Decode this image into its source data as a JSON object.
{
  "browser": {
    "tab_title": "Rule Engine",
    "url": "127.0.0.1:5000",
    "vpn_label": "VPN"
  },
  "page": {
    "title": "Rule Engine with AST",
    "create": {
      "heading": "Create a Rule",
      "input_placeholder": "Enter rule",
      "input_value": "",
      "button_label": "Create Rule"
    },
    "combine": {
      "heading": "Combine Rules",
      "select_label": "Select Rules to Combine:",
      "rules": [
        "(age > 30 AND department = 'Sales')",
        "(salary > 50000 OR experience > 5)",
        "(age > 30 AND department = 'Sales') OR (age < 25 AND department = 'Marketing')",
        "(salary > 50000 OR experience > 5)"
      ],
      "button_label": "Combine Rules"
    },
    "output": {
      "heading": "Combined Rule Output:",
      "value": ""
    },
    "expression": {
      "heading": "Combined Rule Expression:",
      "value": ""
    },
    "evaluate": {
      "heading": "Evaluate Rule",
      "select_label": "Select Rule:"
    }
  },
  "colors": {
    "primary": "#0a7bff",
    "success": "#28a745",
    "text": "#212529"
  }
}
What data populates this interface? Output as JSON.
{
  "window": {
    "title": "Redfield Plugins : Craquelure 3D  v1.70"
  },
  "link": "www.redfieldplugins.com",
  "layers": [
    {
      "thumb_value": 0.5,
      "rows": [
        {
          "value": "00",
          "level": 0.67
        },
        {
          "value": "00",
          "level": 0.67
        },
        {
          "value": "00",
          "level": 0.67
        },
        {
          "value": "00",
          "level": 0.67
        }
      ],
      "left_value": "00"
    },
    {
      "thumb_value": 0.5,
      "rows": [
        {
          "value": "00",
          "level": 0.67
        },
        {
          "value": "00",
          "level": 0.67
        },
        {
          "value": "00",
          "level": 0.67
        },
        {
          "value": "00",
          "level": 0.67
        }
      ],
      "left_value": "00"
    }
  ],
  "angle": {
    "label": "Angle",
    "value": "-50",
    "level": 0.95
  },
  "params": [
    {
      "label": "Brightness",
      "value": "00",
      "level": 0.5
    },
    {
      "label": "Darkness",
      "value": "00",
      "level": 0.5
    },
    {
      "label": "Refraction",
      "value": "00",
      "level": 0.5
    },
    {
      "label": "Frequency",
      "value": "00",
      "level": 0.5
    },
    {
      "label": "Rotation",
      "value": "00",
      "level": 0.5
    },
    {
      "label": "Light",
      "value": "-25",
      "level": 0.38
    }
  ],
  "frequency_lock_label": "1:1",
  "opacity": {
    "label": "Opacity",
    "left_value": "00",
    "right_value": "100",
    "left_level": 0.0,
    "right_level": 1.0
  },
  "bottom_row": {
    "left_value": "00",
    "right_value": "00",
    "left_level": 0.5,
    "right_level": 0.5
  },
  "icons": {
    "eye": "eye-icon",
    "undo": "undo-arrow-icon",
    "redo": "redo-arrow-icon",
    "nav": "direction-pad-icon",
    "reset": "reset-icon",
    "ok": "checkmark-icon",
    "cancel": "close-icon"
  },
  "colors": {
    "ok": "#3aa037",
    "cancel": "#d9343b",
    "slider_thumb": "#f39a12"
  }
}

────────────────

STATED GOAL: Copy out the material word for word and line for line.

OUTPUT OF THE TASK:
Decode this image into its source data as a JSON object.
{
  "browser": {
    "tab_title": "Rule Engine",
    "url": "127.0.0.1:5000",
    "vpn_label": "VPN"
  },
  "page": {
    "title": "Rule Engine with AST",
    "create": {
      "heading": "Create a Rule",
      "input_placeholder": "Enter rule",
      "input_value": "",
      "button_label": "Create Rule"
    },
    "combine": {
      "heading": "Combine Rules",
      "select_label": "Select Rules to Combine:",
      "rules": [
        "(age > 30 AND department = 'Sales')",
        "(salary > 50000 OR experience > 5)",
        "(age > 30 AND department = 'Sales') OR (age < 25 AND department = 'Marketing')",
        "(salary > 50000 OR experience > 5)"
      ],
      "button_label": "Combine Rules"
    },
    "output": {
      "heading": "Combined Rule Output:",
      "value": ""
    },
    "expression": {
      "heading": "Combined Rule Expression:",
      "value": ""
    },
    "evaluate": {
      "heading": "Evaluate Rule",
      "select_label": "Select Rule:"
    }
  },
  "colors": {
    "primary": "#0a7bff",
    "success": "#28a745",
    "text": "#212529"
  }
}
What data populates this interface? Output as JSON.
{
  "window": {
    "title": "Redfield Plugins : Craquelure 3D  v1.70"
  },
  "link": "www.redfieldplugins.com",
  "layers": [
    {
      "thumb_value": 0.5,
      "rows": [
        {
          "value": "00",
          "level": 0.67
        },
        {
          "value": "00",
          "level": 0.67
        },
        {
          "value": "00",
          "level": 0.67
        },
        {
          "value": "00",
          "level": 0.67
        }
      ],
      "left_value": "00"
    },
    {
      "thumb_value": 0.5,
      "rows": [
        {
          "value": "00",
          "level": 0.67
        },
        {
          "value": "00",
          "level": 0.67
        },
        {
          "value": "00",
          "level": 0.67
        },
        {
          "value": "00",
          "level": 0.67
        }
      ],
      "left_value": "00"
    }
  ],
  "angle": {
    "label": "Angle",
    "value": "-50",
    "level": 0.95
  },
  "params": [
    {
      "label": "Brightness",
      "value": "00",
      "level": 0.5
    },
    {
      "label": "Darkness",
      "value": "00",
      "level": 0.5
    },
    {
      "label": "Refraction",
      "value": "00",
      "level": 0.5
    },
    {
      "label": "Frequency",
      "value": "00",
      "level": 0.5
    },
    {
      "label": "Rotation",
      "value": "00",
      "level": 0.5
    },
    {
      "label": "Light",
      "value": "-25",
      "level": 0.38
    }
  ],
  "frequency_lock_label": "1:1",
  "opacity": {
    "label": "Opacity",
    "left_value": "00",
    "right_value": "100",
    "left_level": 0.0,
    "right_level": 1.0
  },
  "bottom_row": {
    "left_value": "00",
    "right_value": "00",
    "left_level": 0.5,
    "right_level": 0.5
  },
  "icons": {
    "eye": "eye-icon",
    "undo": "undo-arrow-icon",
    "redo": "redo-arrow-icon",
    "nav": "direction-pad-icon",
    "reset": "reset-icon",
    "ok": "checkmark-icon",
    "cancel": "close-icon"
  },
  "colors": {
    "ok": "#3aa037",
    "cancel": "#d9343b",
    "slider_thumb": "#f39a12"
  }
}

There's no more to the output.